Do this: Your task is to copy the listing exactly. Drop any pictures from the copy.

-- START Material for the task --

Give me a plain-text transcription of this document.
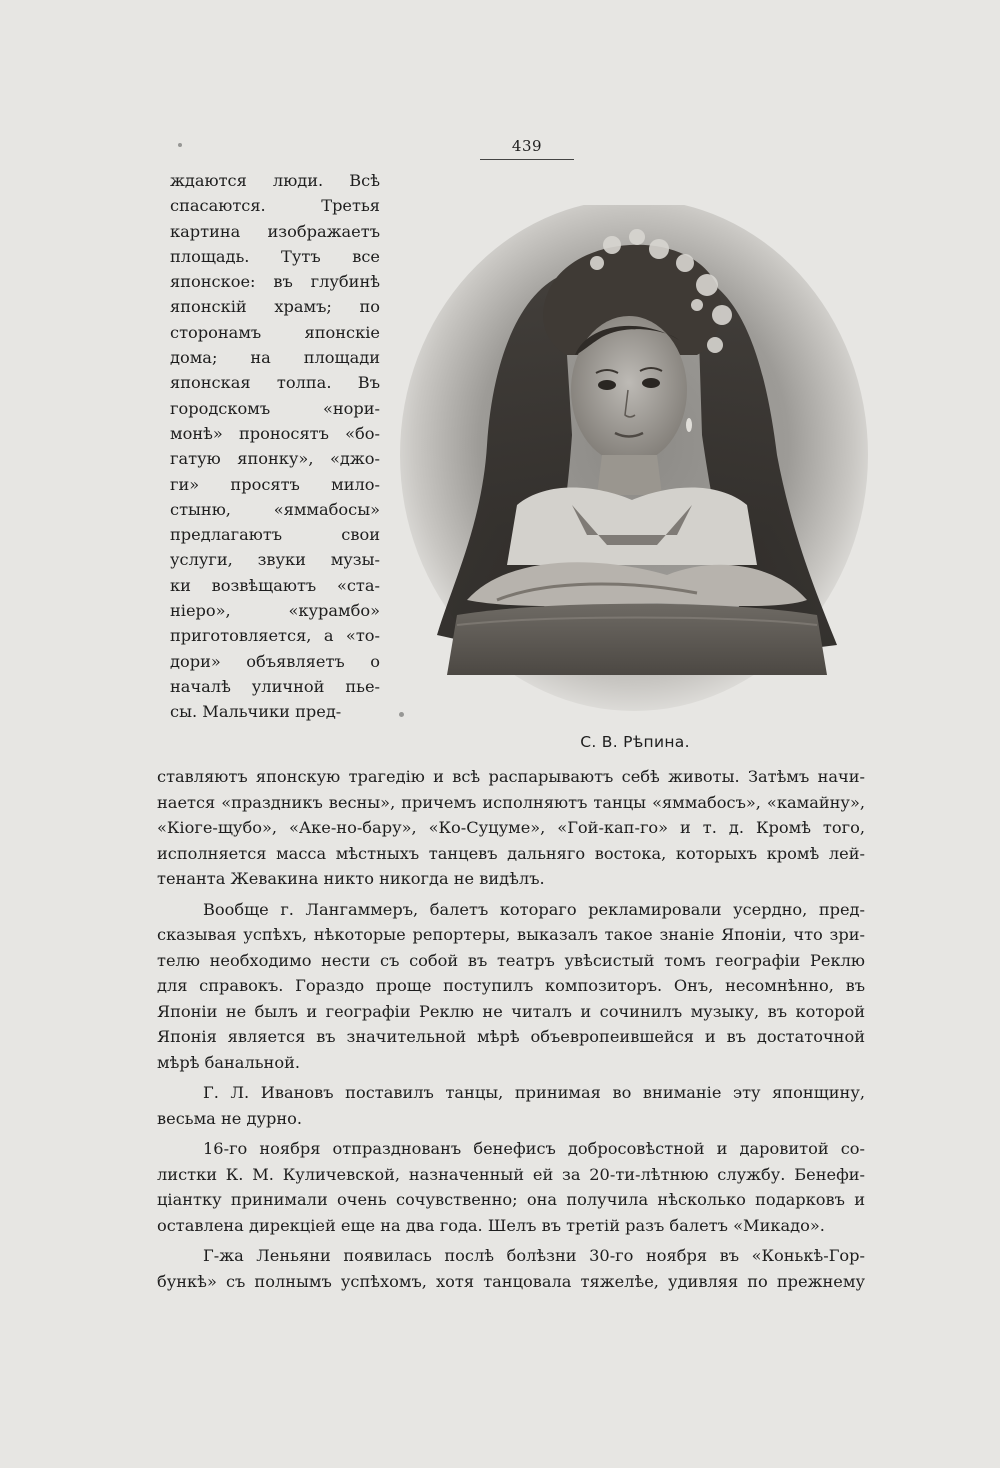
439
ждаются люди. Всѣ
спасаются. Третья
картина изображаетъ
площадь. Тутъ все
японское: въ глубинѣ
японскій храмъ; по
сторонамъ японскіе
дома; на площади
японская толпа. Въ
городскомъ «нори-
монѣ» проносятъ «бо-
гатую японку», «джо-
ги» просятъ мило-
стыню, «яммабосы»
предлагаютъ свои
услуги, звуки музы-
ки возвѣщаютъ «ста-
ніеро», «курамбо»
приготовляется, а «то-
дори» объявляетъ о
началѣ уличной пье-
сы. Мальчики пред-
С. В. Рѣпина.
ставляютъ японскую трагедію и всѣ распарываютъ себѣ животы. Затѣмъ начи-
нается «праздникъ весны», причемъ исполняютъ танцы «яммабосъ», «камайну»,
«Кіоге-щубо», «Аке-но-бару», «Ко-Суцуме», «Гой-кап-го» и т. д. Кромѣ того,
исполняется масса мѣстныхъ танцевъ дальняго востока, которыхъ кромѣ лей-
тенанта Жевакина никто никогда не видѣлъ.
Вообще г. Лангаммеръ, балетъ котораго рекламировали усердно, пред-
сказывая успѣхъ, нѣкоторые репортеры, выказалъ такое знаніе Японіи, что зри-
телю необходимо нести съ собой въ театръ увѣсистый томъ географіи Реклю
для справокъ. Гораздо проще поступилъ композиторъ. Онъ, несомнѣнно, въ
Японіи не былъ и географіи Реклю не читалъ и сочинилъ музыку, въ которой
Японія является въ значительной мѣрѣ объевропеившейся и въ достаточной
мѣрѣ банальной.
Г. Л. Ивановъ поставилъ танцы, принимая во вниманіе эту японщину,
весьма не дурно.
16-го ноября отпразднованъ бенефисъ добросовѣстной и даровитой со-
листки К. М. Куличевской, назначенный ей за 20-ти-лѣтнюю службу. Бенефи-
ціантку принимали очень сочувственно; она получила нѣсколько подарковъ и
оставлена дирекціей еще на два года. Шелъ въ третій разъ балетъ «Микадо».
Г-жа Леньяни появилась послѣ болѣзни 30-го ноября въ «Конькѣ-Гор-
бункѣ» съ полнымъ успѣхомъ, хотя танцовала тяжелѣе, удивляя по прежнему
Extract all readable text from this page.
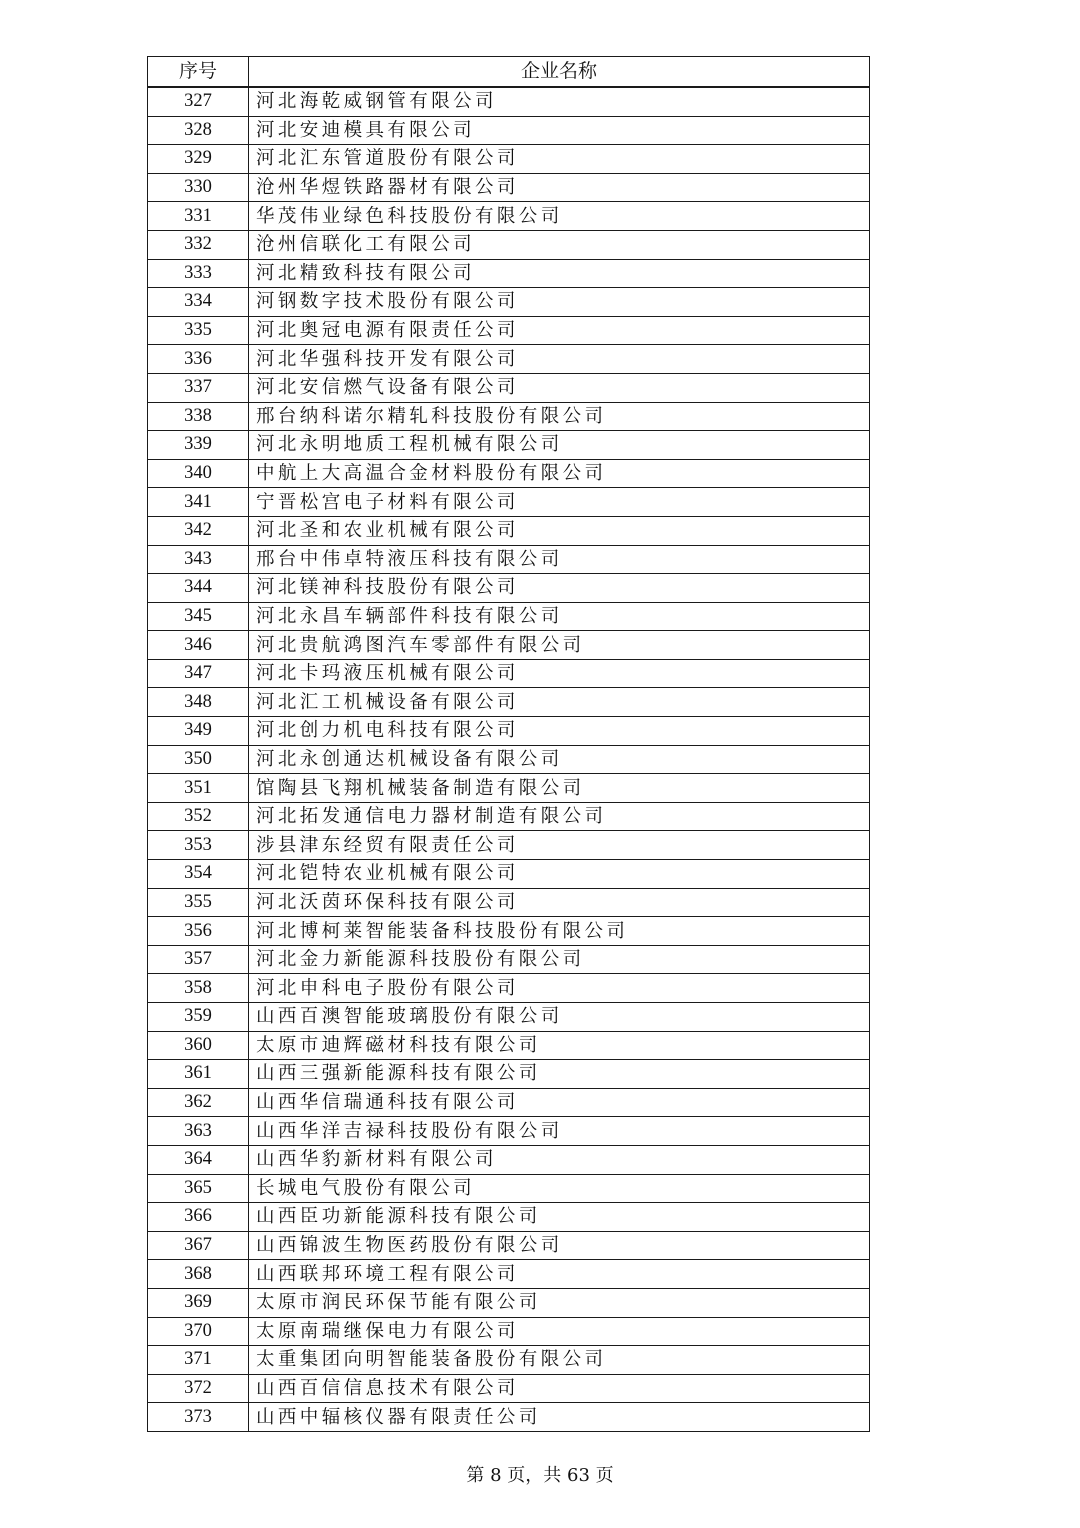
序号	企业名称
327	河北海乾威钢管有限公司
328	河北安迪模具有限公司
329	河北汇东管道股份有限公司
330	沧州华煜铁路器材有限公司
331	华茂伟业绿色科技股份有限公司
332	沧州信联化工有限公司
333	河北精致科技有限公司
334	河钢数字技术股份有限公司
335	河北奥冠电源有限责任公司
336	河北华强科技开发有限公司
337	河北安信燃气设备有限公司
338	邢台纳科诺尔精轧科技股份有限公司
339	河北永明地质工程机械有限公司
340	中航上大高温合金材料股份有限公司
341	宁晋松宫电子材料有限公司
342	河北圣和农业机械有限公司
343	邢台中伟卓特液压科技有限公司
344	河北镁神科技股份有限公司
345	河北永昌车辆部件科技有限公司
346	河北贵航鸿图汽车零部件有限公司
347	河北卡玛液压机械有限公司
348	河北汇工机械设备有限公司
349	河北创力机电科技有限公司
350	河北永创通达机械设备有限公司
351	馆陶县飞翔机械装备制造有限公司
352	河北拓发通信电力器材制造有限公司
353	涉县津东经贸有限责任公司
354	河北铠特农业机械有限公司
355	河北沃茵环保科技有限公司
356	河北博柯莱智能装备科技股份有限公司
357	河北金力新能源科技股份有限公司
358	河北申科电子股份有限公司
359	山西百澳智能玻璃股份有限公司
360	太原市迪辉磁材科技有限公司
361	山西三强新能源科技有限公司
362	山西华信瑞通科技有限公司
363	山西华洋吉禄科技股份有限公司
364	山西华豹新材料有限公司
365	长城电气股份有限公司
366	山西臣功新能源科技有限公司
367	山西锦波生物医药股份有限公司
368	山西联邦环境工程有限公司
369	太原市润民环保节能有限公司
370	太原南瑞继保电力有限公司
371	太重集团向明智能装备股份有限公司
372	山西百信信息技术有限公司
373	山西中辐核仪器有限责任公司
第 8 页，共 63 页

-- END Material for the task --

Solved problem:
Give me a plain-text transcription of this document.
439
ждаются люди. Всѣ
спасаются. Третья
картина изображаетъ
площадь. Тутъ все
японское: въ глубинѣ
японскій храмъ; по
сторонамъ японскіе
дома; на площади
японская толпа. Въ
городскомъ «нори-
монѣ» проносятъ «бо-
гатую японку», «джо-
ги» просятъ мило-
стыню, «яммабосы»
предлагаютъ свои
услуги, звуки музы-
ки возвѣщаютъ «ста-
ніеро», «курамбо»
приготовляется, а «то-
дори» объявляетъ о
началѣ уличной пье-
сы. Мальчики пред-
С. В. Рѣпина.
ставляютъ японскую трагедію и всѣ распарываютъ себѣ животы. Затѣмъ начи-
нается «праздникъ весны», причемъ исполняютъ танцы «яммабосъ», «камайну»,
«Кіоге-щубо», «Аке-но-бару», «Ко-Суцуме», «Гой-кап-го» и т. д. Кромѣ того,
исполняется масса мѣстныхъ танцевъ дальняго востока, которыхъ кромѣ лей-
тенанта Жевакина никто никогда не видѣлъ.
Вообще г. Лангаммеръ, балетъ котораго рекламировали усердно, пред-
сказывая успѣхъ, нѣкоторые репортеры, выказалъ такое знаніе Японіи, что зри-
телю необходимо нести съ собой въ театръ увѣсистый томъ географіи Реклю
для справокъ. Гораздо проще поступилъ композиторъ. Онъ, несомнѣнно, въ
Японіи не былъ и географіи Реклю не читалъ и сочинилъ музыку, въ которой
Японія является въ значительной мѣрѣ объевропеившейся и въ достаточной
мѣрѣ банальной.
Г. Л. Ивановъ поставилъ танцы, принимая во вниманіе эту японщину,
весьма не дурно.
16-го ноября отпразднованъ бенефисъ добросовѣстной и даровитой со-
листки К. М. Куличевской, назначенный ей за 20-ти-лѣтнюю службу. Бенефи-
ціантку принимали очень сочувственно; она получила нѣсколько подарковъ и
оставлена дирекціей еще на два года. Шелъ въ третій разъ балетъ «Микадо».
Г-жа Леньяни появилась послѣ болѣзни 30-го ноября въ «Конькѣ-Гор-
бункѣ» съ полнымъ успѣхомъ, хотя танцовала тяжелѣе, удивляя по прежнему
Extract all readable text from this page.
序号	企业名称
327	河北海乾威钢管有限公司
328	河北安迪模具有限公司
329	河北汇东管道股份有限公司
330	沧州华煜铁路器材有限公司
331	华茂伟业绿色科技股份有限公司
332	沧州信联化工有限公司
333	河北精致科技有限公司
334	河钢数字技术股份有限公司
335	河北奥冠电源有限责任公司
336	河北华强科技开发有限公司
337	河北安信燃气设备有限公司
338	邢台纳科诺尔精轧科技股份有限公司
339	河北永明地质工程机械有限公司
340	中航上大高温合金材料股份有限公司
341	宁晋松宫电子材料有限公司
342	河北圣和农业机械有限公司
343	邢台中伟卓特液压科技有限公司
344	河北镁神科技股份有限公司
345	河北永昌车辆部件科技有限公司
346	河北贵航鸿图汽车零部件有限公司
347	河北卡玛液压机械有限公司
348	河北汇工机械设备有限公司
349	河北创力机电科技有限公司
350	河北永创通达机械设备有限公司
351	馆陶县飞翔机械装备制造有限公司
352	河北拓发通信电力器材制造有限公司
353	涉县津东经贸有限责任公司
354	河北铠特农业机械有限公司
355	河北沃茵环保科技有限公司
356	河北博柯莱智能装备科技股份有限公司
357	河北金力新能源科技股份有限公司
358	河北申科电子股份有限公司
359	山西百澳智能玻璃股份有限公司
360	太原市迪辉磁材科技有限公司
361	山西三强新能源科技有限公司
362	山西华信瑞通科技有限公司
363	山西华洋吉禄科技股份有限公司
364	山西华豹新材料有限公司
365	长城电气股份有限公司
366	山西臣功新能源科技有限公司
367	山西锦波生物医药股份有限公司
368	山西联邦环境工程有限公司
369	太原市润民环保节能有限公司
370	太原南瑞继保电力有限公司
371	太重集团向明智能装备股份有限公司
372	山西百信信息技术有限公司
373	山西中辐核仪器有限责任公司
第 8 页，共 63 页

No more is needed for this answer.